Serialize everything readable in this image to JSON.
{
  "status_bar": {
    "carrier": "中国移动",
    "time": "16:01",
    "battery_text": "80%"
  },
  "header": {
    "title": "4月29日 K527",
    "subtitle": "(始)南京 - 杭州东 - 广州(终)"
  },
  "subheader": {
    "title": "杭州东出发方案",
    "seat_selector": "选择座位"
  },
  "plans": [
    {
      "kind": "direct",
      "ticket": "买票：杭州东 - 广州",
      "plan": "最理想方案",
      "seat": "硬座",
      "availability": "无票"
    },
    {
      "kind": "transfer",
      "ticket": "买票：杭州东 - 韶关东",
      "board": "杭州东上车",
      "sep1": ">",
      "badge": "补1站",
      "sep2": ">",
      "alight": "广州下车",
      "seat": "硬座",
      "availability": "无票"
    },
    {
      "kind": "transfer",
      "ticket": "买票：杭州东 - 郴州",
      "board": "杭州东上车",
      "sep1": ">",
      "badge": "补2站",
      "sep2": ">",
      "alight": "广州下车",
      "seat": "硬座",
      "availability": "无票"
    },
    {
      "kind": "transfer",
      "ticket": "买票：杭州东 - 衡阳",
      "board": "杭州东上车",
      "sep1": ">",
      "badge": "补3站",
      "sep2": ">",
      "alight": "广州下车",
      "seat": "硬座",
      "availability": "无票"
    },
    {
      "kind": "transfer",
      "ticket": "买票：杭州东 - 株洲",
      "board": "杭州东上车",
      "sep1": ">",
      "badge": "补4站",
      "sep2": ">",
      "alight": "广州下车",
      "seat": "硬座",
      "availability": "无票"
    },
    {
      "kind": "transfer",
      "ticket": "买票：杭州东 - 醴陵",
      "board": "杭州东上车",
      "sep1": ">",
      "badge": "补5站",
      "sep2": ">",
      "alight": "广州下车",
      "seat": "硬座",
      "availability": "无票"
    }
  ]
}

□ □ □

» Task: Each line above must be reproduced exactly as it stands.

» Answer below:
Serialize everything readable in this image to JSON.
{
  "status_bar": {
    "carrier": "中国移动",
    "time": "16:01",
    "battery_text": "80%"
  },
  "header": {
    "title": "4月29日 K527",
    "subtitle": "(始)南京 - 杭州东 - 广州(终)"
  },
  "subheader": {
    "title": "杭州东出发方案",
    "seat_selector": "选择座位"
  },
  "plans": [
    {
      "kind": "direct",
      "ticket": "买票：杭州东 - 广州",
      "plan": "最理想方案",
      "seat": "硬座",
      "availability": "无票"
    },
    {
      "kind": "transfer",
      "ticket": "买票：杭州东 - 韶关东",
      "board": "杭州东上车",
      "sep1": ">",
      "badge": "补1站",
      "sep2": ">",
      "alight": "广州下车",
      "seat": "硬座",
      "availability": "无票"
    },
    {
      "kind": "transfer",
      "ticket": "买票：杭州东 - 郴州",
      "board": "杭州东上车",
      "sep1": ">",
      "badge": "补2站",
      "sep2": ">",
      "alight": "广州下车",
      "seat": "硬座",
      "availability": "无票"
    },
    {
      "kind": "transfer",
      "ticket": "买票：杭州东 - 衡阳",
      "board": "杭州东上车",
      "sep1": ">",
      "badge": "补3站",
      "sep2": ">",
      "alight": "广州下车",
      "seat": "硬座",
      "availability": "无票"
    },
    {
      "kind": "transfer",
      "ticket": "买票：杭州东 - 株洲",
      "board": "杭州东上车",
      "sep1": ">",
      "badge": "补4站",
      "sep2": ">",
      "alight": "广州下车",
      "seat": "硬座",
      "availability": "无票"
    },
    {
      "kind": "transfer",
      "ticket": "买票：杭州东 - 醴陵",
      "board": "杭州东上车",
      "sep1": ">",
      "badge": "补5站",
      "sep2": ">",
      "alight": "广州下车",
      "seat": "硬座",
      "availability": "无票"
    }
  ]
}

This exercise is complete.